* [Problem to solve] Revise every record below by changing each occurrence of "Patent image size" to "Drawing dimensions" and leaving everything else untouched.

Saved data entries

::::

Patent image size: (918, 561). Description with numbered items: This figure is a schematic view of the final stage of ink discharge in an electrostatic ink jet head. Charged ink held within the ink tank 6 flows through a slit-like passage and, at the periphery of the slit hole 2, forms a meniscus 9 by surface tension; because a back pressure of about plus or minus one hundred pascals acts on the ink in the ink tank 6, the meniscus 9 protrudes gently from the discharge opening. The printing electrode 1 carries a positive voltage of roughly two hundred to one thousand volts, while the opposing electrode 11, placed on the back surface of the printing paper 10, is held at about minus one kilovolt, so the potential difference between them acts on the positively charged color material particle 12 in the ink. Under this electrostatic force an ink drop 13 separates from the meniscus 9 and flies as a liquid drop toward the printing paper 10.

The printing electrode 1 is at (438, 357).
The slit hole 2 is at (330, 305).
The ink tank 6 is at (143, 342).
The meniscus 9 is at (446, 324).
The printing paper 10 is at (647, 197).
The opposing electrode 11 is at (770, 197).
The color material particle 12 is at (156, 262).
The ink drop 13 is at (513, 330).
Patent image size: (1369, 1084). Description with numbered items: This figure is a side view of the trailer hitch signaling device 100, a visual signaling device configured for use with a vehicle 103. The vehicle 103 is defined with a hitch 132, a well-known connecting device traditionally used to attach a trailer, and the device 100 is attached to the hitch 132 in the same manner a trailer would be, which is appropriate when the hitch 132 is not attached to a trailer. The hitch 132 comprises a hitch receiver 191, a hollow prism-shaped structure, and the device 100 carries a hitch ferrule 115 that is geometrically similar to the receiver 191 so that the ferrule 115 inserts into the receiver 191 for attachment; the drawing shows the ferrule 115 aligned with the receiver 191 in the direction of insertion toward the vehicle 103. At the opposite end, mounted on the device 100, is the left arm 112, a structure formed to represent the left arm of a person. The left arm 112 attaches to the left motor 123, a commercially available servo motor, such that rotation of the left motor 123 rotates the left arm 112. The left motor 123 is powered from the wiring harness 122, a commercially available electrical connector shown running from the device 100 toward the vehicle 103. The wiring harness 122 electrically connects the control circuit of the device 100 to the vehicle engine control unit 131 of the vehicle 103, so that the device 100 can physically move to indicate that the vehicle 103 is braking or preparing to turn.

::::

* [Answer to this problem]
Drawing dimensions: (918, 561). Description with numbered items: This figure is a schematic view of the final stage of ink discharge in an electrostatic ink jet head. Charged ink held within the ink tank 6 flows through a slit-like passage and, at the periphery of the slit hole 2, forms a meniscus 9 by surface tension; because a back pressure of about plus or minus one hundred pascals acts on the ink in the ink tank 6, the meniscus 9 protrudes gently from the discharge opening. The printing electrode 1 carries a positive voltage of roughly two hundred to one thousand volts, while the opposing electrode 11, placed on the back surface of the printing paper 10, is held at about minus one kilovolt, so the potential difference between them acts on the positively charged color material particle 12 in the ink. Under this electrostatic force an ink drop 13 separates from the meniscus 9 and flies as a liquid drop toward the printing paper 10.

The printing electrode 1 is at (438, 357).
The slit hole 2 is at (330, 305).
The ink tank 6 is at (143, 342).
The meniscus 9 is at (446, 324).
The printing paper 10 is at (647, 197).
The opposing electrode 11 is at (770, 197).
The color material particle 12 is at (156, 262).
The ink drop 13 is at (513, 330).
Drawing dimensions: (1369, 1084). Description with numbered items: This figure is a side view of the trailer hitch signaling device 100, a visual signaling device configured for use with a vehicle 103. The vehicle 103 is defined with a hitch 132, a well-known connecting device traditionally used to attach a trailer, and the device 100 is attached to the hitch 132 in the same manner a trailer would be, which is appropriate when the hitch 132 is not attached to a trailer. The hitch 132 comprises a hitch receiver 191, a hollow prism-shaped structure, and the device 100 carries a hitch ferrule 115 that is geometrically similar to the receiver 191 so that the ferrule 115 inserts into the receiver 191 for attachment; the drawing shows the ferrule 115 aligned with the receiver 191 in the direction of insertion toward the vehicle 103. At the opposite end, mounted on the device 100, is the left arm 112, a structure formed to represent the left arm of a person. The left arm 112 attaches to the left motor 123, a commercially available servo motor, such that rotation of the left motor 123 rotates the left arm 112. The left motor 123 is powered from the wiring harness 122, a commercially available electrical connector shown running from the device 100 toward the vehicle 103. The wiring harness 122 electrically connects the control circuit of the device 100 to the vehicle engine control unit 131 of the vehicle 103, so that the device 100 can physically move to indicate that the vehicle 103 is braking or preparing to turn.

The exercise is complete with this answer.